··· THE INPUT

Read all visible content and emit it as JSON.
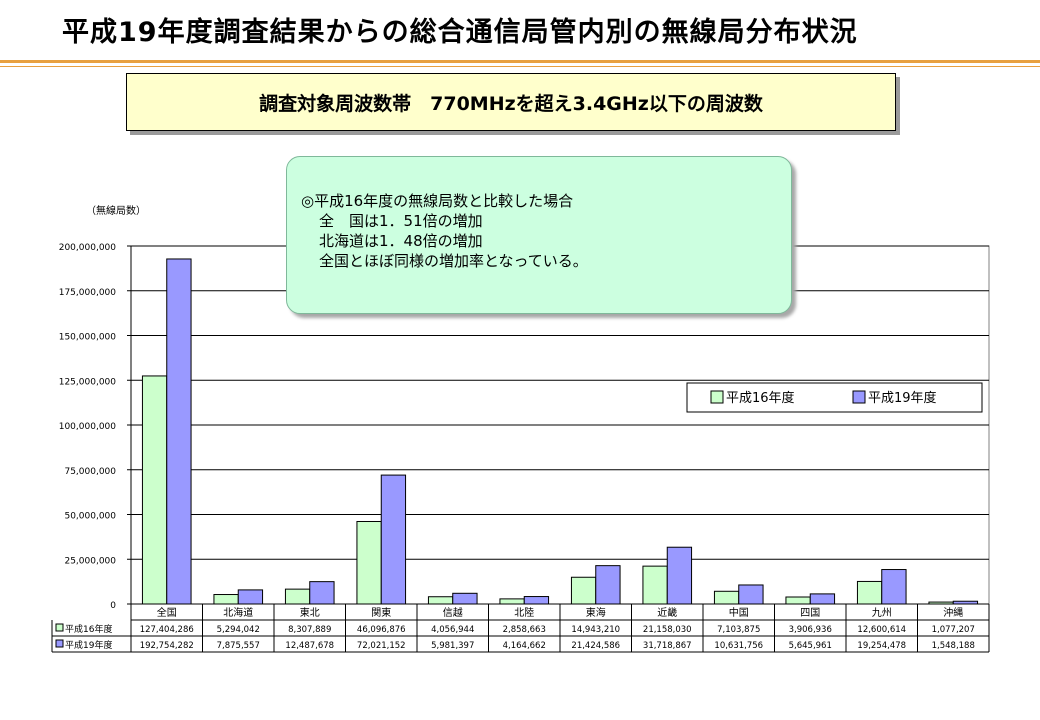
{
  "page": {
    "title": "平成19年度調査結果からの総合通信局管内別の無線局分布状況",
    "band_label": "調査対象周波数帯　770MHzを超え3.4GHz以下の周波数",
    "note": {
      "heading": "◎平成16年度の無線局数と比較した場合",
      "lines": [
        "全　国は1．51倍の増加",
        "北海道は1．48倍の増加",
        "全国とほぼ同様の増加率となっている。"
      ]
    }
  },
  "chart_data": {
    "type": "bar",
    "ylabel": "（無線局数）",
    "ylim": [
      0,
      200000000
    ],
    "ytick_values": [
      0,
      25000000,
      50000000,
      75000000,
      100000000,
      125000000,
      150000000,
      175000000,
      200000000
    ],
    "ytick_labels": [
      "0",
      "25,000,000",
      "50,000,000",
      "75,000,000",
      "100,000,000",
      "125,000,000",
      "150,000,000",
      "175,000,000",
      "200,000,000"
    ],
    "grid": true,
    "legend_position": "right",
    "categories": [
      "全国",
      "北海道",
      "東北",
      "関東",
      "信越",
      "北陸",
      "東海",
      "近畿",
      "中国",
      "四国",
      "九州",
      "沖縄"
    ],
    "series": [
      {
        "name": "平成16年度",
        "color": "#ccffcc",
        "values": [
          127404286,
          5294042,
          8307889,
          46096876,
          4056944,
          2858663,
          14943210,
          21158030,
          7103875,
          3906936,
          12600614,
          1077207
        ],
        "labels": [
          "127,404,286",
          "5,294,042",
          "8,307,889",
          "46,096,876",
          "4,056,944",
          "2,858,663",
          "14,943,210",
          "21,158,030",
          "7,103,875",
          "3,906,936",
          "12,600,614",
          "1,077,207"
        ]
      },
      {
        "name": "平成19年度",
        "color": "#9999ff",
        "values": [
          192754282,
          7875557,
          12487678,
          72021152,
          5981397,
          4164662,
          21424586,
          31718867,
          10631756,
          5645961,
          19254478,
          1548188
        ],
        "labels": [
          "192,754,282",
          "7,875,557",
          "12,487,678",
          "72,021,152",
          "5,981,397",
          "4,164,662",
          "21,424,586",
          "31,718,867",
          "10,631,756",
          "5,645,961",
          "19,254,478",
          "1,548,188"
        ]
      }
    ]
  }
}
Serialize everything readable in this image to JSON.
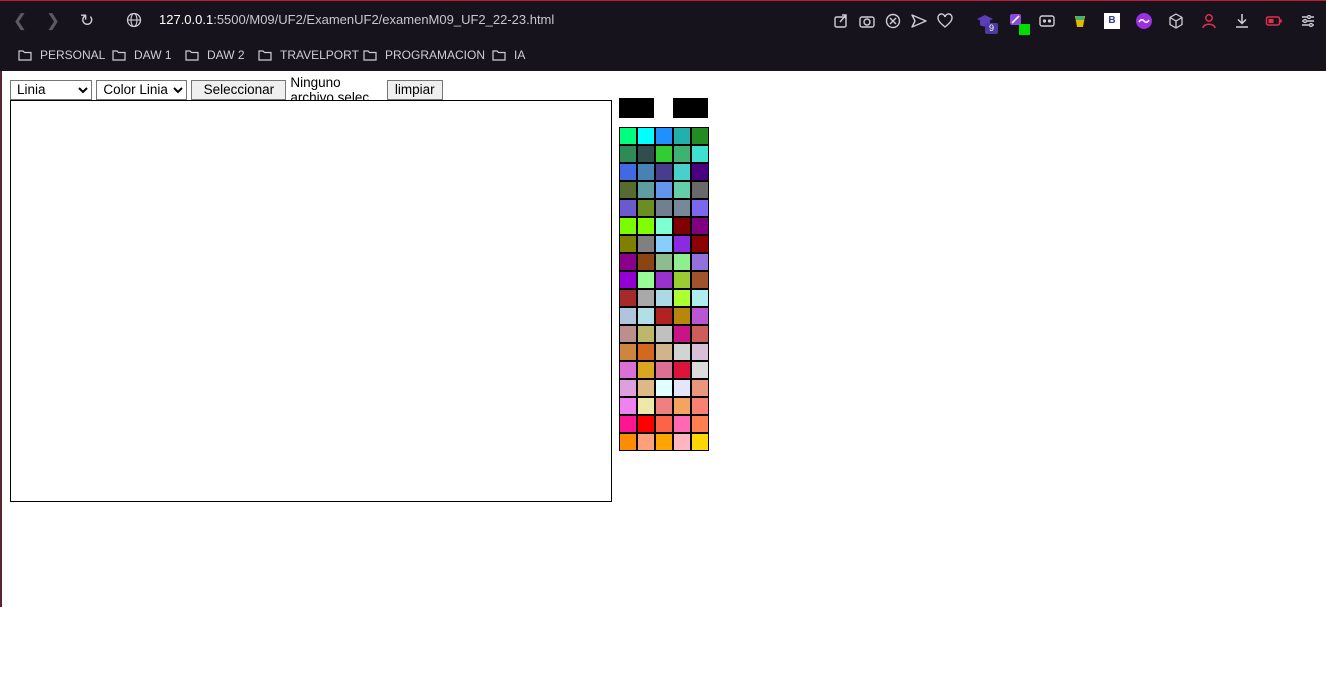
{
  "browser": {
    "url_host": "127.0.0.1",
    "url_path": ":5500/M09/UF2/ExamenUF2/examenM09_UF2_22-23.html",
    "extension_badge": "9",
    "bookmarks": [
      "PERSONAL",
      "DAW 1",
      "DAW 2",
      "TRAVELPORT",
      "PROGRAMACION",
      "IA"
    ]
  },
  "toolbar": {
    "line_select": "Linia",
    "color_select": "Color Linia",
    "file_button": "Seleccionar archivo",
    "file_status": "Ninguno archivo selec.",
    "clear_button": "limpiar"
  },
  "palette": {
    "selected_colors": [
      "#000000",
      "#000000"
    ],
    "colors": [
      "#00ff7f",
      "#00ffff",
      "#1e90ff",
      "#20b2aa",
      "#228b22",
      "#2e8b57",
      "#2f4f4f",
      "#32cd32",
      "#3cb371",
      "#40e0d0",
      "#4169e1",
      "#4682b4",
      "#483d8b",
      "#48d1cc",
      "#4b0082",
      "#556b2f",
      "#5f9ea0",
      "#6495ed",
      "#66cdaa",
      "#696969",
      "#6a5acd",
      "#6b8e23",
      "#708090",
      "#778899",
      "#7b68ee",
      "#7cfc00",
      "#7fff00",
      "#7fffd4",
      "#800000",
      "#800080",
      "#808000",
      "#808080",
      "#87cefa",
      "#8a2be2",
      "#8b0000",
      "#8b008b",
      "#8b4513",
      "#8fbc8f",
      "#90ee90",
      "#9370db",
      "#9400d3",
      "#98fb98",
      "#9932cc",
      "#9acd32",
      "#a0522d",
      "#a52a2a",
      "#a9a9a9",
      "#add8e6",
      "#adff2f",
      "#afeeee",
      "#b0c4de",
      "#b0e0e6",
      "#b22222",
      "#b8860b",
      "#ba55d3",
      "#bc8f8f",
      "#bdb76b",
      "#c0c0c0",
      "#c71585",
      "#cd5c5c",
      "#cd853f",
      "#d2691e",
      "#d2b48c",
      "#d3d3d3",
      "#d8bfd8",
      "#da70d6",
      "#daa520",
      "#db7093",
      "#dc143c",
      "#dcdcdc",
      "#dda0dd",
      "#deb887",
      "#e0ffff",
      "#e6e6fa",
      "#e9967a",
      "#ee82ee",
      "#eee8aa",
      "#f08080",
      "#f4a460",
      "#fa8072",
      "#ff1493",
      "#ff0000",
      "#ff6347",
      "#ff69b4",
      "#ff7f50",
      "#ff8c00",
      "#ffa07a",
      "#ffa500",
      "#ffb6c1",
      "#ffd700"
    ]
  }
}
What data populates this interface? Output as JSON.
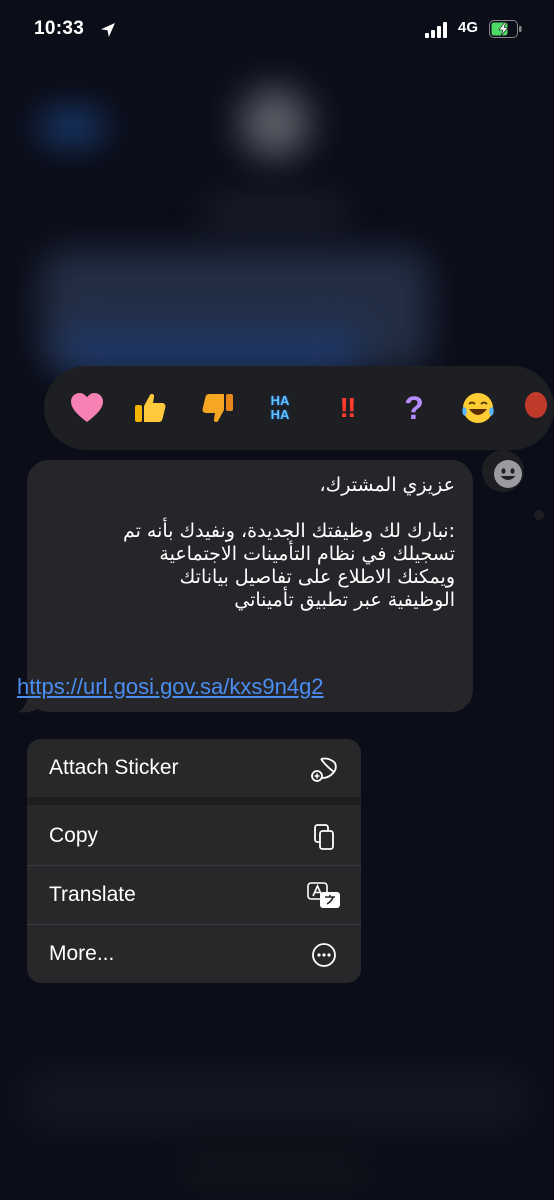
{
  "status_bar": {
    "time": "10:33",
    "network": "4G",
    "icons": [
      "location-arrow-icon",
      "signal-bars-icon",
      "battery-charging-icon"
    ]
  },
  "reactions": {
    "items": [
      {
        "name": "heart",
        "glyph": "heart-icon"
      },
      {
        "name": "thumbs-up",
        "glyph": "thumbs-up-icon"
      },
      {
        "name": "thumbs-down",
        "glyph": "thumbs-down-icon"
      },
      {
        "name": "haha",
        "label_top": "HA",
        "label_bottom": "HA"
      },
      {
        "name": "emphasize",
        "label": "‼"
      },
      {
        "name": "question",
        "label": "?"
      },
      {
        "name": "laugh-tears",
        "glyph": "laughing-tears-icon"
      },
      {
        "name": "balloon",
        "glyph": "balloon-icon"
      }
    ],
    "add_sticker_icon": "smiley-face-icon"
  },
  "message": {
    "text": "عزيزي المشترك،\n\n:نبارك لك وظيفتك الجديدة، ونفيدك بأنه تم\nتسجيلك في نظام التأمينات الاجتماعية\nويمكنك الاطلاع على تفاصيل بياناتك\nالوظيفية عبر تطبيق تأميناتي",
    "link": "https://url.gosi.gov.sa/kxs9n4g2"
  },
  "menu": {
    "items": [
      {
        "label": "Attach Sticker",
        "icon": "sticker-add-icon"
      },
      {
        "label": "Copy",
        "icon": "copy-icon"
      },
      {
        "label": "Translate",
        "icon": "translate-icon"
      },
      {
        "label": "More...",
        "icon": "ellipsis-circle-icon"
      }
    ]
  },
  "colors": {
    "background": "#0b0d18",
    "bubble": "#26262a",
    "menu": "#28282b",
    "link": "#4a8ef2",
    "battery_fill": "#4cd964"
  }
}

······

# GIVEN EXERCISE
Using the data above, print every line exactly, omitting pictures.

# WRITTEN SOLUTION
Read all visible content and emit it as JSON.
{
  "page": {
    "title": "平成19年度調査結果からの総合通信局管内別の無線局分布状況",
    "band_label": "調査対象周波数帯　770MHzを超え3.4GHz以下の周波数",
    "note": {
      "heading": "◎平成16年度の無線局数と比較した場合",
      "lines": [
        "全　国は1．51倍の増加",
        "北海道は1．48倍の増加",
        "全国とほぼ同様の増加率となっている。"
      ]
    }
  },
  "chart_data": {
    "type": "bar",
    "ylabel": "（無線局数）",
    "ylim": [
      0,
      200000000
    ],
    "ytick_values": [
      0,
      25000000,
      50000000,
      75000000,
      100000000,
      125000000,
      150000000,
      175000000,
      200000000
    ],
    "ytick_labels": [
      "0",
      "25,000,000",
      "50,000,000",
      "75,000,000",
      "100,000,000",
      "125,000,000",
      "150,000,000",
      "175,000,000",
      "200,000,000"
    ],
    "grid": true,
    "legend_position": "right",
    "categories": [
      "全国",
      "北海道",
      "東北",
      "関東",
      "信越",
      "北陸",
      "東海",
      "近畿",
      "中国",
      "四国",
      "九州",
      "沖縄"
    ],
    "series": [
      {
        "name": "平成16年度",
        "color": "#ccffcc",
        "values": [
          127404286,
          5294042,
          8307889,
          46096876,
          4056944,
          2858663,
          14943210,
          21158030,
          7103875,
          3906936,
          12600614,
          1077207
        ],
        "labels": [
          "127,404,286",
          "5,294,042",
          "8,307,889",
          "46,096,876",
          "4,056,944",
          "2,858,663",
          "14,943,210",
          "21,158,030",
          "7,103,875",
          "3,906,936",
          "12,600,614",
          "1,077,207"
        ]
      },
      {
        "name": "平成19年度",
        "color": "#9999ff",
        "values": [
          192754282,
          7875557,
          12487678,
          72021152,
          5981397,
          4164662,
          21424586,
          31718867,
          10631756,
          5645961,
          19254478,
          1548188
        ],
        "labels": [
          "192,754,282",
          "7,875,557",
          "12,487,678",
          "72,021,152",
          "5,981,397",
          "4,164,662",
          "21,424,586",
          "31,718,867",
          "10,631,756",
          "5,645,961",
          "19,254,478",
          "1,548,188"
        ]
      }
    ]
  }
}
Serialize everything readable in this image to JSON.
{
  "browser": {
    "url_host": "127.0.0.1",
    "url_path": ":5500/M09/UF2/ExamenUF2/examenM09_UF2_22-23.html",
    "extension_badge": "9",
    "bookmarks": [
      "PERSONAL",
      "DAW 1",
      "DAW 2",
      "TRAVELPORT",
      "PROGRAMACION",
      "IA"
    ]
  },
  "toolbar": {
    "line_select": "Linia",
    "color_select": "Color Linia",
    "file_button": "Seleccionar archivo",
    "file_status": "Ninguno archivo selec.",
    "clear_button": "limpiar"
  },
  "palette": {
    "selected_colors": [
      "#000000",
      "#000000"
    ],
    "colors": [
      "#00ff7f",
      "#00ffff",
      "#1e90ff",
      "#20b2aa",
      "#228b22",
      "#2e8b57",
      "#2f4f4f",
      "#32cd32",
      "#3cb371",
      "#40e0d0",
      "#4169e1",
      "#4682b4",
      "#483d8b",
      "#48d1cc",
      "#4b0082",
      "#556b2f",
      "#5f9ea0",
      "#6495ed",
      "#66cdaa",
      "#696969",
      "#6a5acd",
      "#6b8e23",
      "#708090",
      "#778899",
      "#7b68ee",
      "#7cfc00",
      "#7fff00",
      "#7fffd4",
      "#800000",
      "#800080",
      "#808000",
      "#808080",
      "#87cefa",
      "#8a2be2",
      "#8b0000",
      "#8b008b",
      "#8b4513",
      "#8fbc8f",
      "#90ee90",
      "#9370db",
      "#9400d3",
      "#98fb98",
      "#9932cc",
      "#9acd32",
      "#a0522d",
      "#a52a2a",
      "#a9a9a9",
      "#add8e6",
      "#adff2f",
      "#afeeee",
      "#b0c4de",
      "#b0e0e6",
      "#b22222",
      "#b8860b",
      "#ba55d3",
      "#bc8f8f",
      "#bdb76b",
      "#c0c0c0",
      "#c71585",
      "#cd5c5c",
      "#cd853f",
      "#d2691e",
      "#d2b48c",
      "#d3d3d3",
      "#d8bfd8",
      "#da70d6",
      "#daa520",
      "#db7093",
      "#dc143c",
      "#dcdcdc",
      "#dda0dd",
      "#deb887",
      "#e0ffff",
      "#e6e6fa",
      "#e9967a",
      "#ee82ee",
      "#eee8aa",
      "#f08080",
      "#f4a460",
      "#fa8072",
      "#ff1493",
      "#ff0000",
      "#ff6347",
      "#ff69b4",
      "#ff7f50",
      "#ff8c00",
      "#ffa07a",
      "#ffa500",
      "#ffb6c1",
      "#ffd700"
    ]
  }
}
What data populates this interface? Output as JSON.
{
  "status_bar": {
    "time": "10:33",
    "network": "4G",
    "icons": [
      "location-arrow-icon",
      "signal-bars-icon",
      "battery-charging-icon"
    ]
  },
  "reactions": {
    "items": [
      {
        "name": "heart",
        "glyph": "heart-icon"
      },
      {
        "name": "thumbs-up",
        "glyph": "thumbs-up-icon"
      },
      {
        "name": "thumbs-down",
        "glyph": "thumbs-down-icon"
      },
      {
        "name": "haha",
        "label_top": "HA",
        "label_bottom": "HA"
      },
      {
        "name": "emphasize",
        "label": "‼"
      },
      {
        "name": "question",
        "label": "?"
      },
      {
        "name": "laugh-tears",
        "glyph": "laughing-tears-icon"
      },
      {
        "name": "balloon",
        "glyph": "balloon-icon"
      }
    ],
    "add_sticker_icon": "smiley-face-icon"
  },
  "message": {
    "text": "عزيزي المشترك،\n\n:نبارك لك وظيفتك الجديدة، ونفيدك بأنه تم\nتسجيلك في نظام التأمينات الاجتماعية\nويمكنك الاطلاع على تفاصيل بياناتك\nالوظيفية عبر تطبيق تأميناتي",
    "link": "https://url.gosi.gov.sa/kxs9n4g2"
  },
  "menu": {
    "items": [
      {
        "label": "Attach Sticker",
        "icon": "sticker-add-icon"
      },
      {
        "label": "Copy",
        "icon": "copy-icon"
      },
      {
        "label": "Translate",
        "icon": "translate-icon"
      },
      {
        "label": "More...",
        "icon": "ellipsis-circle-icon"
      }
    ]
  },
  "colors": {
    "background": "#0b0d18",
    "bubble": "#26262a",
    "menu": "#28282b",
    "link": "#4a8ef2",
    "battery_fill": "#4cd964"
  }
}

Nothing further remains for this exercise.